» **Excerpt provided**:
Introduction:
This report converts the Backpacker Travel Index into a structured Power BI Report. Data were acquired and prepared in Alteryx using web-scraping and regex to standardise city, country, and price fields. Version 1 focuses on the core index and city population to enable comparable cost views; subsequent iterations will extend to accommodation and food budgets for broader decision support.
Brief:
- Scrape the main Backpacker Index page
- Scrape each city’s detail page (hint: focus on the tables)
- Build your dashboard in Power BI
- Prepare for your Presentation (10 mins max)
- Write your blog post, include your plan, challenges, key finding and surprises and a link (embed your public Power BI report in your blog).
Data Prep:
Main Back Packer Index: Copied and pasted the URL into Power BI

Clean the data set for use in Report:
Index Table:
1) Split columns for city and country
2) Change Column headers to make it relevant: Price, City and Country
3)Change the data type for the price column from string to decimal by removing the dollar symbol and making it a decimal number type
Cleaned version:
what does each row represent?
the price index for each city and country
What does price index mean?
For each city this daily total includes:
- A dorm bed at a good and cheap hostel
- 3 budget meals
- 2 public transportation rides
- 1 paid cultural attraction
- 3 cheap beers (as an “entertainment fund”)

2)Web scrape relevant data from each city
When click on link for each city from main index the URL changes for each city so having a way to web scrape the relevant information dynamically from URL before price guide would best:



Approach:
Use Alteryx where have a table of all the city names and then use the list to dynamically change the URL where it will pull the relevant data for each city. When inspecting on the website the relevant table is between <tbody>

Workflow:
Tested it first with population table to see if the logic would work first and then can implement to other tables.

» **Raw data**:
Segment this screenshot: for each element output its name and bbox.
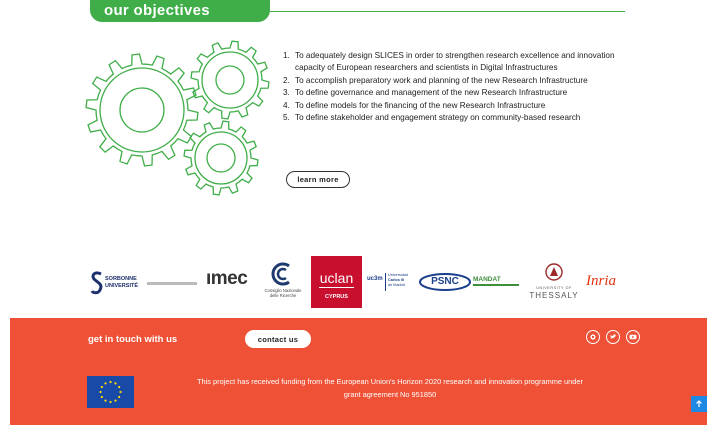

» **Written tasks**:
A: Can you write out the Backpacker Index write-up again, everything from "- Build your" down to "in your blog).", swapping "dashboard" for "report"?
B: Could you extend the Backpacker Index write-up past the last line it shows?

» **Per-task answers**:
A:
- Build your report in Power BI
- Prepare for your Presentation (10 mins max)
- Write your blog post, include your plan, challenges, key finding and surprises and a link (embed your public Power BI report in your blog).

B:
Step 1:
Used input table tool to copy the list of city names

Step 2:
Used a formula tool to add 2 additional columns to make a list of the URL's to be able to then scrape the data for each city.
1) City_2 : As some of the cities had / or blank where there was a space while the URL had - between spaces or brackets to replace with blank to match the URL's for the website.
2)URL: Used the previous field to be able to dynamically change URL for each city.

Step 3:
Used download tool to web scrape the data from the URLs and then used reg ex tool select the tables from each page.

Step 4:
Cleaned the data and then used a filter to create a flow specific for the population table for each city.


Step 5:
used another regex tool to extract the values of the headers and values for each row of the table


Step 6:
Transform the data in the right format assigning each record with a ID and then a multi row formula tool to create a new column that will allow me to cross tab and have the field names as columns and values underneath rather than all field names and values in one column.

Sketch of the dashboard :

Challenges:
Bringing in the overview price index URL with the relevant countries and cities was the easy part. The blockers came during data preparation, which highlighted that I need more practice with web scraping and regex in Alteryx. I went through a lot of trial and error to both clean the data and transform it so it could be used while dynamically pulling information from different URLs. These steps took longer than I expected, so my final report was simpler , focusing only on the overview price index and the population table for each city.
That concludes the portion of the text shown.